(Records from a collection)
========================================================================

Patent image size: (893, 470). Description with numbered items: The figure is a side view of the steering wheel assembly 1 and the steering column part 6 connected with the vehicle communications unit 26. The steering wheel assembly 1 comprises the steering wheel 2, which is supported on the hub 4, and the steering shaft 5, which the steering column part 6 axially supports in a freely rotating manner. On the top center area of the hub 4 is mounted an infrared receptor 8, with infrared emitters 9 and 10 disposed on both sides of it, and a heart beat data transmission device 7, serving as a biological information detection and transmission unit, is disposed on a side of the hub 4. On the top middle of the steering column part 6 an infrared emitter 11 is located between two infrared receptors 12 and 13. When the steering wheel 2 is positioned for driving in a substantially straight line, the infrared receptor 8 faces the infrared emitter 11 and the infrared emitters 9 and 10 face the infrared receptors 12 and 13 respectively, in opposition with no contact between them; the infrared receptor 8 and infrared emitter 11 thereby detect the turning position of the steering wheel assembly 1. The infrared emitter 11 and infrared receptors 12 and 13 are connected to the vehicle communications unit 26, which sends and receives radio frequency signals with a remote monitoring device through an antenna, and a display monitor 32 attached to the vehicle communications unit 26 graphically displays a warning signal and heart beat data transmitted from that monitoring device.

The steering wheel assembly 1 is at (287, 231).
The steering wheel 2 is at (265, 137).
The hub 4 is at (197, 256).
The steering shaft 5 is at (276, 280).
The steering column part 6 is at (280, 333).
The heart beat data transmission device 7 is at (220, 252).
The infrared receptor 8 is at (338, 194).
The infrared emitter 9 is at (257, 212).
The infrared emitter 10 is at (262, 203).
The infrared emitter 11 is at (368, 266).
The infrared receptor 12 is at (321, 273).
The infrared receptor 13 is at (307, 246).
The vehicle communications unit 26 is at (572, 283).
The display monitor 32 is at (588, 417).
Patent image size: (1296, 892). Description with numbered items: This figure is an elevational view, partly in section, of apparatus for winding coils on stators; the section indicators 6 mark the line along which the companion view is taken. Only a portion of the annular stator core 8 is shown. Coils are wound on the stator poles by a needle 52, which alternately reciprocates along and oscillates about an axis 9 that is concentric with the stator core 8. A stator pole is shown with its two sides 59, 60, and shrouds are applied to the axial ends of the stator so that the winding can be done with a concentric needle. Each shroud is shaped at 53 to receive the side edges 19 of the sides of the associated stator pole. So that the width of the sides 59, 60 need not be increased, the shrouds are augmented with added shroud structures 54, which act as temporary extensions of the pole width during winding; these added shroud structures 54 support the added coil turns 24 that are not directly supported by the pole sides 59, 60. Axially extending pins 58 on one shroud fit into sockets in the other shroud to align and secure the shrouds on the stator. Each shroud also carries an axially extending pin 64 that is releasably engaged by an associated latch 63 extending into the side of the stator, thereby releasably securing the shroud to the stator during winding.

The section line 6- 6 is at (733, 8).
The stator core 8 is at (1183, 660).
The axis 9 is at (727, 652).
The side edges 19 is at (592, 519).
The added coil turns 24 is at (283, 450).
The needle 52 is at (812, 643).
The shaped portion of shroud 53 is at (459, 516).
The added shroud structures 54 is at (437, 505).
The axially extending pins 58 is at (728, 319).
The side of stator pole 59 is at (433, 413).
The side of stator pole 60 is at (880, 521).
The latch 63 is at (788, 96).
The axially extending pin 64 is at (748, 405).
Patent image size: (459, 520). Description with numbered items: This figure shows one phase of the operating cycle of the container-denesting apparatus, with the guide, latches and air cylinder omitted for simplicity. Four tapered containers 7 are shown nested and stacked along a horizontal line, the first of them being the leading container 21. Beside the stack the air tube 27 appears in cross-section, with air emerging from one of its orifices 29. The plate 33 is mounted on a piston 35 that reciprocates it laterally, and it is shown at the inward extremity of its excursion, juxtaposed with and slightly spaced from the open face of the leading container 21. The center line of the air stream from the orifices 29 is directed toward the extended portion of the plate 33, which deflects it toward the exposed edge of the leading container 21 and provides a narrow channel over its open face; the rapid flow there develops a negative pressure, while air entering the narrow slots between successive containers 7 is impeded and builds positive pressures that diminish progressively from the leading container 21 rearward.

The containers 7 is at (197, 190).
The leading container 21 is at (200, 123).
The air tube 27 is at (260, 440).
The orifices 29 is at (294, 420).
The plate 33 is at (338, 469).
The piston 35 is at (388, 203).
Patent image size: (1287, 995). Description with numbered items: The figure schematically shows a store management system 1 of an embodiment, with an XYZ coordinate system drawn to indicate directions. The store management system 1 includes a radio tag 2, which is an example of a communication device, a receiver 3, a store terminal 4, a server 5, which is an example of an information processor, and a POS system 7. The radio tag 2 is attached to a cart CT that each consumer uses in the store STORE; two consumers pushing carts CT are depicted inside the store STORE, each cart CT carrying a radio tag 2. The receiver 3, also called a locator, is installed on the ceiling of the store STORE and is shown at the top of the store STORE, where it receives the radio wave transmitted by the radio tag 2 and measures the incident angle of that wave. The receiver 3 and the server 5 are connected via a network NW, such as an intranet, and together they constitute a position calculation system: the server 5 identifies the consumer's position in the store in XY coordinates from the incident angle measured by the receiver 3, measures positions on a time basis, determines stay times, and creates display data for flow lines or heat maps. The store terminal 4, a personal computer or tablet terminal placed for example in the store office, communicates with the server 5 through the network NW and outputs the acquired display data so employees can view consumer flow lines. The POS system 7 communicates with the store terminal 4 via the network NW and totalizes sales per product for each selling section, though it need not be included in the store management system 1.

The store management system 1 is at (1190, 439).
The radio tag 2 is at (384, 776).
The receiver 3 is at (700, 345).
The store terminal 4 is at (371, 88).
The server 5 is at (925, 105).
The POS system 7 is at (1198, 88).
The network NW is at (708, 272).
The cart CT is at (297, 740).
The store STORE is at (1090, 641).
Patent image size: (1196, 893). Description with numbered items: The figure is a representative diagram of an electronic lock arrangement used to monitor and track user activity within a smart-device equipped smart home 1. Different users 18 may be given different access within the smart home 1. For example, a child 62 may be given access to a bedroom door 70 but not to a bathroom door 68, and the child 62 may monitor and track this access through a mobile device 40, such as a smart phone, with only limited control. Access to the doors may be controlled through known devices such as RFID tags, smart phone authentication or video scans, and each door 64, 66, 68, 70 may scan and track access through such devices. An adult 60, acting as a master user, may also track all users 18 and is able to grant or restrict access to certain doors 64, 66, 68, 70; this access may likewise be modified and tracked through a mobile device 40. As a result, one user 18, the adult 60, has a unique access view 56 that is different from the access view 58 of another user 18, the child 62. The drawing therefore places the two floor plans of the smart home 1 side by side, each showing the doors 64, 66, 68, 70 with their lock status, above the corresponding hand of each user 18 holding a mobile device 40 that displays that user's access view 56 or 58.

========================================================================

In the stretch of data from the line containing "Patent image size: (459, 520)." through the line containing "The piston 35 is at (388, 203).", substitute "pneumatic cylinder" for "air cylinder" and reproduce those lines with no other change.

Response to the exercise
Patent image size: (459, 520). Description with numbered items: This figure shows one phase of the operating cycle of the container-denesting apparatus, with the guide, latches and pneumatic cylinder omitted for simplicity. Four tapered containers 7 are shown nested and stacked along a horizontal line, the first of them being the leading container 21. Beside the stack the air tube 27 appears in cross-section, with air emerging from one of its orifices 29. The plate 33 is mounted on a piston 35 that reciprocates it laterally, and it is shown at the inward extremity of its excursion, juxtaposed with and slightly spaced from the open face of the leading container 21. The center line of the air stream from the orifices 29 is directed toward the extended portion of the plate 33, which deflects it toward the exposed edge of the leading container 21 and provides a narrow channel over its open face; the rapid flow there develops a negative pressure, while air entering the narrow slots between successive containers 7 is impeded and builds positive pressures that diminish progressively from the leading container 21 rearward.

The containers 7 is at (197, 190).
The leading container 21 is at (200, 123).
The air tube 27 is at (260, 440).
The orifices 29 is at (294, 420).
The plate 33 is at (338, 469).
The piston 35 is at (388, 203).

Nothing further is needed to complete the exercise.